(STUDY TEXT):
----------

Make telling the time fun with these cute animal wall hangings designed by Esme Clemo
For each clock, you will need:
Finished size: 20cm diameter
✤ 35 x 35cm turquoise or pink cotton fabric
✤ Scissors and pins
✤ Matching cotton thread
✤ Embroidery thread in dark brown, lime green, bright pink, mustard yellow, purple, light blue, magenta, dark green, navy, bright yellow, lilac, red, blue and yellow
✤ Vanishing fabric marker
✤ 20cm embroidery hoop
✤ Embroidery scissors
✤ Embroidery needle
✤ Yellow or green spray paint
✤ Thick cardboard and pencil
✤ Clock quartz movement and clock hands
✤ Hand-sewing needle
✤ Pink or turquoise ribbon
Stockists Free Spirit cotton fabric in Paradise Blue and Pink, £2.35 each for ¼m, The Cotton Patch (0121 702 2840; cottonpatch.co.uk); analogue medium-length clock-hand set, £1.59, and clock quartz movement, £5.99, both Maplin (0333 400 9500; maplin.co.uk); PlastiKote Twist & Spray paint in Luscious Green and New Yellow, £7.49 for 400ml each (0844 736 2235; plastikote.co.uk); embroidery threads, 90p each, and embroidery hoop, £2.50, all Hobbycraft (0330 026 1400; hobbycraft.co.uk).
Making the ears
Enlarge the ear templates below and cut out four ears for each clock from the fabric.
Pin two ears right sides together and machine-sew with a 1cm seam allowance, leaving the bottom edge open. Turn right sides out and repeat to create a pair of ears.
For the cat: Sew a running stitch around the edge with two strands of green embroidery thread and press.
For the dog: Fold the ear tips down and press in place.
Making your template
Photocopy our photo of the clock face and enlarge it so it measures 20cm across.
Trace the embroidery design and centre of the clock hands on to your fabric using a vanishing fabric marker.
Embroidering the fabric
1 Place the fabric within the embroidery hoop and stitch the traced numbers in chain stitch for the cat or stem stitch for the dog, using two strands of embroidery thread. For each number, use a different colour of embroidery thread.
2 To stitch the animal faces, use two strands of dark brown embroidery thread to satin stitch the nose and eyes, and backstitch a mouth and cat’s whiskers. For the dog’s cheeks, use four strands to create the French knots.
3 Remove the fabric from the embroidery hoop and press lightly on the reverse.
Painting the hoop and clock hands
1 Working in a well-ventilated area, spray the outer embroidery hoop and clock hands in yellow for the dog and green for the cat.
Apply a few thin coats, waiting for each to dry completely before applying the next coat.
2 Allow the hoop and hands to dry for 48 hours.
Making the clock
1 Draw around the inside of the inner embroidery hoop on to some thick cardboard and cut out with scissors.

----------

(RECORDED INFORMATION):
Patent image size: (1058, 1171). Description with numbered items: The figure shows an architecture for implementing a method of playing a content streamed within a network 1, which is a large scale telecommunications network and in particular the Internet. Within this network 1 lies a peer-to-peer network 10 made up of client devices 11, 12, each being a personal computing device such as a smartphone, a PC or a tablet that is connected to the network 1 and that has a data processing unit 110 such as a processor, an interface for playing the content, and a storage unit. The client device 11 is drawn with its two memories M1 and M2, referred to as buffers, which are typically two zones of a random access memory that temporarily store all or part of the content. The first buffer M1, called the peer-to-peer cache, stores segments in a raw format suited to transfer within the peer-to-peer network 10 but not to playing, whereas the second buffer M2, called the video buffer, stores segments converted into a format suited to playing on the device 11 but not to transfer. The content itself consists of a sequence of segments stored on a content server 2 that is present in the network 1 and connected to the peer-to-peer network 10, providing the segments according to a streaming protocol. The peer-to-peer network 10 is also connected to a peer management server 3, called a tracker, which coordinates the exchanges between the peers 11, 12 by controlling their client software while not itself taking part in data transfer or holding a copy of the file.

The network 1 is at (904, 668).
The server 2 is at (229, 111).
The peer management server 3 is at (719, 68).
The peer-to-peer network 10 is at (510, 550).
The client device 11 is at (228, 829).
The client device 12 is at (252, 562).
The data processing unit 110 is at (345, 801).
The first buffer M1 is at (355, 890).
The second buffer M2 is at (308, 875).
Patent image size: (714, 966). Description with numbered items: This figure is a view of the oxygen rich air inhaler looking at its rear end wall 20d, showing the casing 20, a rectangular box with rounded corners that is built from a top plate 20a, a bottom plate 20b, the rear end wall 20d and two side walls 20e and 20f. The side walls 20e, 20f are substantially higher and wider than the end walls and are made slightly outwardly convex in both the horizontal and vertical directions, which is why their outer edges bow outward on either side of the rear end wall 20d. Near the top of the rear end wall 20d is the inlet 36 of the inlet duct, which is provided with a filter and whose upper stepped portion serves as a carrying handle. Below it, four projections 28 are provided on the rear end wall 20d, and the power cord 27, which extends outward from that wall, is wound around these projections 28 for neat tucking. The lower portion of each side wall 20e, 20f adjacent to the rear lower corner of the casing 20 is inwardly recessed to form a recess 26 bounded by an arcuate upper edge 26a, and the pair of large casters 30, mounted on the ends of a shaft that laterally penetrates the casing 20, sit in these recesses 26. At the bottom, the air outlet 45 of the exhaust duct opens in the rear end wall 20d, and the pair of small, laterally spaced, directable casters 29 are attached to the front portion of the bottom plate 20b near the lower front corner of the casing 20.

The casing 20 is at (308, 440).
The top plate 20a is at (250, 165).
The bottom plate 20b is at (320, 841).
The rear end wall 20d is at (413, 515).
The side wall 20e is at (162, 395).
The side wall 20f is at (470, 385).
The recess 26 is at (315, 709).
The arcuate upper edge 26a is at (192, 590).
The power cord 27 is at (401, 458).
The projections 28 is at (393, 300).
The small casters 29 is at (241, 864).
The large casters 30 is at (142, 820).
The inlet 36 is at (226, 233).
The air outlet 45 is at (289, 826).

----------

(INSTRUCTIONS):
1. Decide whether each statement agrees with the animal clock instructions. For each, answer yes or no and quote the words that decide it.
(a) Each finished clock is 20cm in diameter.
(b) The dog's ears are edged with a running stitch in green thread.
(c) The painted hoop and hands need 24 hours to dry.
2. According to the animal clock instructions, which stitch is used for the numbers on the dog clock?
3. Write the next part of the animal clock instructions, following on from their final step.

(ANSWERS FOR THIS EXERCISE):
1.
(a) Yes: "Finished size: 20cm diameter"
(b) No: "For the dog: Fold the ear tips down and press in place."
(c) No: "Allow the hoop and hands to dry for 48 hours."

2. Stem stitch, worked with two strands of embroidery thread.

3.
2 Place the embroidered fabric in the embroidery hoop and tighten the screw to secure.
3 Put the cardboard circle into the back of the embroidery hoop to sit against the fabric. Push a pin through the centre of the clock face and cardboard to mark the centre, enlarging the hole slightlywith a pencil.
4 Push the clock’s movement shaft through the back of the cardboard and fabric. Attach the clock hands on to the front of the clock face, following the manufacturer’s instructions.
5 Trim the excess fabric on the reverse of the embroidery hoop to 2.5cm. Using a hand-sewing needle and matching thread, sew a running stitch all the way around the edge of the remaining fabric, pull taut and secure the thread end.
6 Position the ears on the reverse of the hoop and hand-sew to the excess fabric.
7 Loop a length of matching ribbon through the embroidery hoop screw, and use it to hang your clock.
Blanket stitch a circle of felt to the reverse of the clock to neaten up the back, but don’t forget to cut out a square for the clock movement so you can replace the batteries.
Bring the thread up through the fabric, hold it with thumb and first finger and wrap it around the needle once or twice. Still holding the thread firmly, insert the needle close to the point where it emerged and pull the thread taut to create a knot on the surface.
Working from left to right, bring the needle up at the end of the line and make a short stitch. Bringing the needle up again, adjacent to the first stitch and halfway down its length, make another short stitch.
Repeat to make a line of stem stitches in this way.
Following the outline of the shape, work straight stitches close together. Keep the tension even and stitches close for a smooth, flawless finish with no background fabric visible.
Bring the needle up through the back of the fabric a stitch length in front of where the stitching will begin.
Take a stitch backwards, then bring the needle up again a stitch length in front of the original entry hole and draw the thread through. Take another backwards stitch and repeat to create a line of backstitch.
Bring the needle to the front of the fabric at the end of the stitching line and reinsert at the same point, but do not pull taut.
Bring the needle to the front of the fabric a stitch length along, looping the thread around the needle tip.
Pull the thread through, reinsert the needle at the same point again and repeat to create a row of chain stitches.
Bring the needle up through the back of the fabric, insert the needle back into the fabric a short distance away and then bring it back up again, leaving a similar gap.
Repeat to make a line of stitches.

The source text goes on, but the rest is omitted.